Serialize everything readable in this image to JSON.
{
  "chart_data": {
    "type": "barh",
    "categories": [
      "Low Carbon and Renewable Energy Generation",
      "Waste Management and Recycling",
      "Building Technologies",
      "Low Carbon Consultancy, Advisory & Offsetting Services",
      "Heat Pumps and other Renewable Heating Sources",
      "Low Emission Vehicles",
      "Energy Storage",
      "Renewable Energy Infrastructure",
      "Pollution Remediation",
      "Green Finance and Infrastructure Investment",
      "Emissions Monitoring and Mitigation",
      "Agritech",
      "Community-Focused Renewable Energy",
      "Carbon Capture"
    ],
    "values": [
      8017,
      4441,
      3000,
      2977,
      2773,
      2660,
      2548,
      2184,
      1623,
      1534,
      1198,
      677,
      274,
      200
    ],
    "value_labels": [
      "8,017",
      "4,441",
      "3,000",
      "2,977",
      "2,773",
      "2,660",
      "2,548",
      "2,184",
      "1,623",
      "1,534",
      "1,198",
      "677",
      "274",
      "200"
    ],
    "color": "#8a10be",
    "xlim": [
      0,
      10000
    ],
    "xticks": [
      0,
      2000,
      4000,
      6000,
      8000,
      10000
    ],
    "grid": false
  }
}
-- -- --
» **What you will do**: Type out all of the material again, word for word.

» **Response**:
Serialize everything readable in this image to JSON.
{
  "chart_data": {
    "type": "barh",
    "categories": [
      "Low Carbon and Renewable Energy Generation",
      "Waste Management and Recycling",
      "Building Technologies",
      "Low Carbon Consultancy, Advisory & Offsetting Services",
      "Heat Pumps and other Renewable Heating Sources",
      "Low Emission Vehicles",
      "Energy Storage",
      "Renewable Energy Infrastructure",
      "Pollution Remediation",
      "Green Finance and Infrastructure Investment",
      "Emissions Monitoring and Mitigation",
      "Agritech",
      "Community-Focused Renewable Energy",
      "Carbon Capture"
    ],
    "values": [
      8017,
      4441,
      3000,
      2977,
      2773,
      2660,
      2548,
      2184,
      1623,
      1534,
      1198,
      677,
      274,
      200
    ],
    "value_labels": [
      "8,017",
      "4,441",
      "3,000",
      "2,977",
      "2,773",
      "2,660",
      "2,548",
      "2,184",
      "1,623",
      "1,534",
      "1,198",
      "677",
      "274",
      "200"
    ],
    "color": "#8a10be",
    "xlim": [
      0,
      10000
    ],
    "xticks": [
      0,
      2000,
      4000,
      6000,
      8000,
      10000
    ],
    "grid": false
  }
}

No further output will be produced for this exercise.